▶ Set problem: Work through the data below and give the number of lines holding "kind", nothing more.

▶ Supplied records:
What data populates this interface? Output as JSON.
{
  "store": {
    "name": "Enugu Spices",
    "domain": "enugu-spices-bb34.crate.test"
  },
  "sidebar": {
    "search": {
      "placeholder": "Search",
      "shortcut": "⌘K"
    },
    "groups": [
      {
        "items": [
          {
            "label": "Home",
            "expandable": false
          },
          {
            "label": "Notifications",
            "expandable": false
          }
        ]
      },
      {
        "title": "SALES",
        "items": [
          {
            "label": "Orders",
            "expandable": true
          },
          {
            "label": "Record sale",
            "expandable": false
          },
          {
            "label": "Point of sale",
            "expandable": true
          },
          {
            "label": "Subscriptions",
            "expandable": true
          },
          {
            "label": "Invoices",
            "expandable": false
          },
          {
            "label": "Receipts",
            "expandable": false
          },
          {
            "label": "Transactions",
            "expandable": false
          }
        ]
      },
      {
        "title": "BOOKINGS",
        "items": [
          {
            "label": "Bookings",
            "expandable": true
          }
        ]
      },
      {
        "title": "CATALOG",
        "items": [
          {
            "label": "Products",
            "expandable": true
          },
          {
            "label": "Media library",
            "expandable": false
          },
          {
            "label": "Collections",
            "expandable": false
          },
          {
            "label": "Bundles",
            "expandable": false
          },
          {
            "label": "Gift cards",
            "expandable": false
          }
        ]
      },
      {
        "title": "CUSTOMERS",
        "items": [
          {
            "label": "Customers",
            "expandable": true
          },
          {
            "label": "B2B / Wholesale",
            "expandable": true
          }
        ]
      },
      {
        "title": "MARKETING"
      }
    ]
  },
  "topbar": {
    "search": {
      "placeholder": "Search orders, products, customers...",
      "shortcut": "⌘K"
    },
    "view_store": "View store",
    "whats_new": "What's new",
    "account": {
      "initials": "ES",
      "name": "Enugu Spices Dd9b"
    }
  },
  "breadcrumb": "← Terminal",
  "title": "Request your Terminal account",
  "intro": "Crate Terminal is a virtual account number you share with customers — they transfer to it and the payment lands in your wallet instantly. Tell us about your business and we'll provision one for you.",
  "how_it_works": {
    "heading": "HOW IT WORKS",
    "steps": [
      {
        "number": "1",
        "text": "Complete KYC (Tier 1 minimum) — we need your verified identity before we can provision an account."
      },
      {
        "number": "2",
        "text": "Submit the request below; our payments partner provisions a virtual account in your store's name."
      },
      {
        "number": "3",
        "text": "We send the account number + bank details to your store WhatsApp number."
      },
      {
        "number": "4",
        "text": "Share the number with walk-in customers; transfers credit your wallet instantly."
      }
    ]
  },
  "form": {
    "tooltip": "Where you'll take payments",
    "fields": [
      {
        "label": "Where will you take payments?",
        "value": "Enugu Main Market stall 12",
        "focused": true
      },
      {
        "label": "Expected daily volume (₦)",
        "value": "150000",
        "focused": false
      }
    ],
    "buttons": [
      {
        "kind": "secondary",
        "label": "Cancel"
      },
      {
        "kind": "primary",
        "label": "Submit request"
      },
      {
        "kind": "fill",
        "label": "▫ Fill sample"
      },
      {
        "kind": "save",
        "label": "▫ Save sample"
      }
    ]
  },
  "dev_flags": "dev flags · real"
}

▶ Exercise response: 4